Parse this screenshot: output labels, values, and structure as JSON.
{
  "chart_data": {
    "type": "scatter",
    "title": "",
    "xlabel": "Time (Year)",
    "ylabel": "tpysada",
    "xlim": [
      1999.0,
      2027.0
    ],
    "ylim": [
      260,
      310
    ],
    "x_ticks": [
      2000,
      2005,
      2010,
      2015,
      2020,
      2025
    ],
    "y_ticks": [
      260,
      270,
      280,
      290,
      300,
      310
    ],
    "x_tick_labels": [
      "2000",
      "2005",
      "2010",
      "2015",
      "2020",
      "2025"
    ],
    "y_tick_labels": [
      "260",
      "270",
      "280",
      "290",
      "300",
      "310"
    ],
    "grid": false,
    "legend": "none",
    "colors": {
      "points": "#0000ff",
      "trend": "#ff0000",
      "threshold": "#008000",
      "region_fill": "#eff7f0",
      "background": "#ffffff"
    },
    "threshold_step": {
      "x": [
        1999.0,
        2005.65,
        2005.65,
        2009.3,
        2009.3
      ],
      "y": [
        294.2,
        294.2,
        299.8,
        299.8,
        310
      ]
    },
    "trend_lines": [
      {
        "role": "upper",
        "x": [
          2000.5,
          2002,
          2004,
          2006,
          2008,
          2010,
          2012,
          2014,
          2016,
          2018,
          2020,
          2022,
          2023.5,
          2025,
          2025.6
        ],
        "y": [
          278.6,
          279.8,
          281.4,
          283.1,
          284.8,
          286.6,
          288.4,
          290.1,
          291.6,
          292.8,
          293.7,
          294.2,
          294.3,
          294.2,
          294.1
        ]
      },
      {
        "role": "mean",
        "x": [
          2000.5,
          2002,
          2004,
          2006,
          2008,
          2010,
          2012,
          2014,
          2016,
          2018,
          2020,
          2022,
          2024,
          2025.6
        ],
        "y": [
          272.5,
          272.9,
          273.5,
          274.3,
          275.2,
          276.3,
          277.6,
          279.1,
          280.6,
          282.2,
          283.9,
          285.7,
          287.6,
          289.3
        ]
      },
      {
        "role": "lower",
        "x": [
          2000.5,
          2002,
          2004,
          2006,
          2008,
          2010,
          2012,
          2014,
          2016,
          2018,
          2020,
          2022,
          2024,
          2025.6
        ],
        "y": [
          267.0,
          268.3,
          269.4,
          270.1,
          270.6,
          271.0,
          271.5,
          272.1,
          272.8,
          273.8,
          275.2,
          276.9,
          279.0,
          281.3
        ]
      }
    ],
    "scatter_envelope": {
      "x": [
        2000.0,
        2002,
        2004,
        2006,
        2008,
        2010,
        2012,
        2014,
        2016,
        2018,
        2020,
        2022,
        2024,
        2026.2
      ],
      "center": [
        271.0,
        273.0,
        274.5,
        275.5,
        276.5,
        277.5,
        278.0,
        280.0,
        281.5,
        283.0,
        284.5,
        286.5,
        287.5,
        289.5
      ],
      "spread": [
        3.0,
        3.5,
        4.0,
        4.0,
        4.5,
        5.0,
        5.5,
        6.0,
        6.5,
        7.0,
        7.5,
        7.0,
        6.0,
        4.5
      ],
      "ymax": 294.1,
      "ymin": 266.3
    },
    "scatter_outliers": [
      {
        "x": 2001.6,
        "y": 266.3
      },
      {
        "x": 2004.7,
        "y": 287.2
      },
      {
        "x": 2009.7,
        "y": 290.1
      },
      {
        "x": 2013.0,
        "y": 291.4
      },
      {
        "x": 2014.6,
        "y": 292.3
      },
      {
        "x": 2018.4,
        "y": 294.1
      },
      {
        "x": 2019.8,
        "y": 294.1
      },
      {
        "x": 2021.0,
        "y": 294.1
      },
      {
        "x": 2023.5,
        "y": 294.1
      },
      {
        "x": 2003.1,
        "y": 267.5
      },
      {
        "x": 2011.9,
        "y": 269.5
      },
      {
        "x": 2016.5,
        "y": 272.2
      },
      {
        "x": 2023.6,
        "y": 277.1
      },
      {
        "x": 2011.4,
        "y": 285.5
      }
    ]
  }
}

What to produce
Take the lines above and print them exactly.

Result of this task
Parse this screenshot: output labels, values, and structure as JSON.
{
  "chart_data": {
    "type": "scatter",
    "title": "",
    "xlabel": "Time (Year)",
    "ylabel": "tpysada",
    "xlim": [
      1999.0,
      2027.0
    ],
    "ylim": [
      260,
      310
    ],
    "x_ticks": [
      2000,
      2005,
      2010,
      2015,
      2020,
      2025
    ],
    "y_ticks": [
      260,
      270,
      280,
      290,
      300,
      310
    ],
    "x_tick_labels": [
      "2000",
      "2005",
      "2010",
      "2015",
      "2020",
      "2025"
    ],
    "y_tick_labels": [
      "260",
      "270",
      "280",
      "290",
      "300",
      "310"
    ],
    "grid": false,
    "legend": "none",
    "colors": {
      "points": "#0000ff",
      "trend": "#ff0000",
      "threshold": "#008000",
      "region_fill": "#eff7f0",
      "background": "#ffffff"
    },
    "threshold_step": {
      "x": [
        1999.0,
        2005.65,
        2005.65,
        2009.3,
        2009.3
      ],
      "y": [
        294.2,
        294.2,
        299.8,
        299.8,
        310
      ]
    },
    "trend_lines": [
      {
        "role": "upper",
        "x": [
          2000.5,
          2002,
          2004,
          2006,
          2008,
          2010,
          2012,
          2014,
          2016,
          2018,
          2020,
          2022,
          2023.5,
          2025,
          2025.6
        ],
        "y": [
          278.6,
          279.8,
          281.4,
          283.1,
          284.8,
          286.6,
          288.4,
          290.1,
          291.6,
          292.8,
          293.7,
          294.2,
          294.3,
          294.2,
          294.1
        ]
      },
      {
        "role": "mean",
        "x": [
          2000.5,
          2002,
          2004,
          2006,
          2008,
          2010,
          2012,
          2014,
          2016,
          2018,
          2020,
          2022,
          2024,
          2025.6
        ],
        "y": [
          272.5,
          272.9,
          273.5,
          274.3,
          275.2,
          276.3,
          277.6,
          279.1,
          280.6,
          282.2,
          283.9,
          285.7,
          287.6,
          289.3
        ]
      },
      {
        "role": "lower",
        "x": [
          2000.5,
          2002,
          2004,
          2006,
          2008,
          2010,
          2012,
          2014,
          2016,
          2018,
          2020,
          2022,
          2024,
          2025.6
        ],
        "y": [
          267.0,
          268.3,
          269.4,
          270.1,
          270.6,
          271.0,
          271.5,
          272.1,
          272.8,
          273.8,
          275.2,
          276.9,
          279.0,
          281.3
        ]
      }
    ],
    "scatter_envelope": {
      "x": [
        2000.0,
        2002,
        2004,
        2006,
        2008,
        2010,
        2012,
        2014,
        2016,
        2018,
        2020,
        2022,
        2024,
        2026.2
      ],
      "center": [
        271.0,
        273.0,
        274.5,
        275.5,
        276.5,
        277.5,
        278.0,
        280.0,
        281.5,
        283.0,
        284.5,
        286.5,
        287.5,
        289.5
      ],
      "spread": [
        3.0,
        3.5,
        4.0,
        4.0,
        4.5,
        5.0,
        5.5,
        6.0,
        6.5,
        7.0,
        7.5,
        7.0,
        6.0,
        4.5
      ],
      "ymax": 294.1,
      "ymin": 266.3
    },
    "scatter_outliers": [
      {
        "x": 2001.6,
        "y": 266.3
      },
      {
        "x": 2004.7,
        "y": 287.2
      },
      {
        "x": 2009.7,
        "y": 290.1
      },
      {
        "x": 2013.0,
        "y": 291.4
      },
      {
        "x": 2014.6,
        "y": 292.3
      },
      {
        "x": 2018.4,
        "y": 294.1
      },
      {
        "x": 2019.8,
        "y": 294.1
      },
      {
        "x": 2021.0,
        "y": 294.1
      },
      {
        "x": 2023.5,
        "y": 294.1
      },
      {
        "x": 2003.1,
        "y": 267.5
      },
      {
        "x": 2011.9,
        "y": 269.5
      },
      {
        "x": 2016.5,
        "y": 272.2
      },
      {
        "x": 2023.6,
        "y": 277.1
      },
      {
        "x": 2011.4,
        "y": 285.5
      }
    ]
  }
}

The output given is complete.